[Saved entries]
___

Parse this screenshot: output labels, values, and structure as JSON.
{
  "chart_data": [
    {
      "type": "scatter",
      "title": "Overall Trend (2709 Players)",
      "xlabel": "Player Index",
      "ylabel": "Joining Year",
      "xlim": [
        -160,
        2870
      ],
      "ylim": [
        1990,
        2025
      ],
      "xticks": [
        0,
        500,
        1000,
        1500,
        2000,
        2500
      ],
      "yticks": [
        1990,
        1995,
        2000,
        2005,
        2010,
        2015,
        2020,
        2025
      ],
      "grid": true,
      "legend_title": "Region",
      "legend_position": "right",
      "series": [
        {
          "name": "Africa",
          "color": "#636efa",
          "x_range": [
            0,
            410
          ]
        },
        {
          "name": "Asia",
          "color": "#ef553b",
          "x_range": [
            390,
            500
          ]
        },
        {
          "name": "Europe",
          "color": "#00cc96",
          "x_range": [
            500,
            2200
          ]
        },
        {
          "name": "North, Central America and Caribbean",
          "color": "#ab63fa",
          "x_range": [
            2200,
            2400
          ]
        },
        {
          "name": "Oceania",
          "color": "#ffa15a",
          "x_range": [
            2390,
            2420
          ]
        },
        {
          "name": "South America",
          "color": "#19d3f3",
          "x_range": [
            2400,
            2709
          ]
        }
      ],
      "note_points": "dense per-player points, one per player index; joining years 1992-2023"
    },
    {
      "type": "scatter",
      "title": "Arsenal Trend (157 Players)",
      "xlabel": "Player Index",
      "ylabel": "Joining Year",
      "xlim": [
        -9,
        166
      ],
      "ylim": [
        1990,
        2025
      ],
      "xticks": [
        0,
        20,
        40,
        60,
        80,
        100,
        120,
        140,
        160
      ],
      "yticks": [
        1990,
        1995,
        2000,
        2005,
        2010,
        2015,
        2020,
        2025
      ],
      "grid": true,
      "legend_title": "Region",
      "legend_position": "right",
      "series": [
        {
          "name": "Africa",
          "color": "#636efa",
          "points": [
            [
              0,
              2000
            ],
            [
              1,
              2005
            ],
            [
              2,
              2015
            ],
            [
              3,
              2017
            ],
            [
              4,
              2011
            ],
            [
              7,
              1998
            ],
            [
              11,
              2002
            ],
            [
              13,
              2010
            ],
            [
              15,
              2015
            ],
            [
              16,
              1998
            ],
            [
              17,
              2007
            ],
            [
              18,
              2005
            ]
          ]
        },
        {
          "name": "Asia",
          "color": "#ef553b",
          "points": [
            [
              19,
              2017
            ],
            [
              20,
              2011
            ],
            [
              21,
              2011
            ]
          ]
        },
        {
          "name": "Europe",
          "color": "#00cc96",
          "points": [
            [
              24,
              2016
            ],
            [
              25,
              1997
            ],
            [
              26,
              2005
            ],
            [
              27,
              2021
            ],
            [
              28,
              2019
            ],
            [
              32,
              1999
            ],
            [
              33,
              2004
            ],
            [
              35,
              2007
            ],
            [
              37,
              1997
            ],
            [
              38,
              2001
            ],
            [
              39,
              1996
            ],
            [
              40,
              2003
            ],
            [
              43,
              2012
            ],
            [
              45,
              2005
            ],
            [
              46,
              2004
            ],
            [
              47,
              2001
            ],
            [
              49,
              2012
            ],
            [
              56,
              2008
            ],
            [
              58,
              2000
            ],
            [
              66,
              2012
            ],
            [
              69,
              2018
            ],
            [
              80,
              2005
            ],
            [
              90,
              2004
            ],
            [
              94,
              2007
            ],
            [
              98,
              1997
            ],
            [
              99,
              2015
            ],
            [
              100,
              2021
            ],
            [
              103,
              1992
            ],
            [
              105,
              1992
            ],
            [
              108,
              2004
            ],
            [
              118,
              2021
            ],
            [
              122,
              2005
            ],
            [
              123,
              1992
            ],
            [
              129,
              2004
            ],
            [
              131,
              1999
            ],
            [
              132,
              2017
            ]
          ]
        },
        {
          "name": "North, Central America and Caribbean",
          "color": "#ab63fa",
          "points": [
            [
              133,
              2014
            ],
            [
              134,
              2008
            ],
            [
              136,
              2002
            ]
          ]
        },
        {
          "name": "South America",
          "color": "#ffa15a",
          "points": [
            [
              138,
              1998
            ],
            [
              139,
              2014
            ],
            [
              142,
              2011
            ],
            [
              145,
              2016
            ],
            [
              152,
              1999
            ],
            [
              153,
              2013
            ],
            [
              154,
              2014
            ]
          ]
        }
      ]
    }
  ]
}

___

WORK TO DO: Copy the material above, line for line.

RESPONSE TO THIS EXERCISE:
Parse this screenshot: output labels, values, and structure as JSON.
{
  "chart_data": [
    {
      "type": "scatter",
      "title": "Overall Trend (2709 Players)",
      "xlabel": "Player Index",
      "ylabel": "Joining Year",
      "xlim": [
        -160,
        2870
      ],
      "ylim": [
        1990,
        2025
      ],
      "xticks": [
        0,
        500,
        1000,
        1500,
        2000,
        2500
      ],
      "yticks": [
        1990,
        1995,
        2000,
        2005,
        2010,
        2015,
        2020,
        2025
      ],
      "grid": true,
      "legend_title": "Region",
      "legend_position": "right",
      "series": [
        {
          "name": "Africa",
          "color": "#636efa",
          "x_range": [
            0,
            410
          ]
        },
        {
          "name": "Asia",
          "color": "#ef553b",
          "x_range": [
            390,
            500
          ]
        },
        {
          "name": "Europe",
          "color": "#00cc96",
          "x_range": [
            500,
            2200
          ]
        },
        {
          "name": "North, Central America and Caribbean",
          "color": "#ab63fa",
          "x_range": [
            2200,
            2400
          ]
        },
        {
          "name": "Oceania",
          "color": "#ffa15a",
          "x_range": [
            2390,
            2420
          ]
        },
        {
          "name": "South America",
          "color": "#19d3f3",
          "x_range": [
            2400,
            2709
          ]
        }
      ],
      "note_points": "dense per-player points, one per player index; joining years 1992-2023"
    },
    {
      "type": "scatter",
      "title": "Arsenal Trend (157 Players)",
      "xlabel": "Player Index",
      "ylabel": "Joining Year",
      "xlim": [
        -9,
        166
      ],
      "ylim": [
        1990,
        2025
      ],
      "xticks": [
        0,
        20,
        40,
        60,
        80,
        100,
        120,
        140,
        160
      ],
      "yticks": [
        1990,
        1995,
        2000,
        2005,
        2010,
        2015,
        2020,
        2025
      ],
      "grid": true,
      "legend_title": "Region",
      "legend_position": "right",
      "series": [
        {
          "name": "Africa",
          "color": "#636efa",
          "points": [
            [
              0,
              2000
            ],
            [
              1,
              2005
            ],
            [
              2,
              2015
            ],
            [
              3,
              2017
            ],
            [
              4,
              2011
            ],
            [
              7,
              1998
            ],
            [
              11,
              2002
            ],
            [
              13,
              2010
            ],
            [
              15,
              2015
            ],
            [
              16,
              1998
            ],
            [
              17,
              2007
            ],
            [
              18,
              2005
            ]
          ]
        },
        {
          "name": "Asia",
          "color": "#ef553b",
          "points": [
            [
              19,
              2017
            ],
            [
              20,
              2011
            ],
            [
              21,
              2011
            ]
          ]
        },
        {
          "name": "Europe",
          "color": "#00cc96",
          "points": [
            [
              24,
              2016
            ],
            [
              25,
              1997
            ],
            [
              26,
              2005
            ],
            [
              27,
              2021
            ],
            [
              28,
              2019
            ],
            [
              32,
              1999
            ],
            [
              33,
              2004
            ],
            [
              35,
              2007
            ],
            [
              37,
              1997
            ],
            [
              38,
              2001
            ],
            [
              39,
              1996
            ],
            [
              40,
              2003
            ],
            [
              43,
              2012
            ],
            [
              45,
              2005
            ],
            [
              46,
              2004
            ],
            [
              47,
              2001
            ],
            [
              49,
              2012
            ],
            [
              56,
              2008
            ],
            [
              58,
              2000
            ],
            [
              66,
              2012
            ],
            [
              69,
              2018
            ],
            [
              80,
              2005
            ],
            [
              90,
              2004
            ],
            [
              94,
              2007
            ],
            [
              98,
              1997
            ],
            [
              99,
              2015
            ],
            [
              100,
              2021
            ],
            [
              103,
              1992
            ],
            [
              105,
              1992
            ],
            [
              108,
              2004
            ],
            [
              118,
              2021
            ],
            [
              122,
              2005
            ],
            [
              123,
              1992
            ],
            [
              129,
              2004
            ],
            [
              131,
              1999
            ],
            [
              132,
              2017
            ]
          ]
        },
        {
          "name": "North, Central America and Caribbean",
          "color": "#ab63fa",
          "points": [
            [
              133,
              2014
            ],
            [
              134,
              2008
            ],
            [
              136,
              2002
            ]
          ]
        },
        {
          "name": "South America",
          "color": "#ffa15a",
          "points": [
            [
              138,
              1998
            ],
            [
              139,
              2014
            ],
            [
              142,
              2011
            ],
            [
              145,
              2016
            ],
            [
              152,
              1999
            ],
            [
              153,
              2013
            ],
            [
              154,
              2014
            ]
          ]
        }
      ]
    }
  ]
}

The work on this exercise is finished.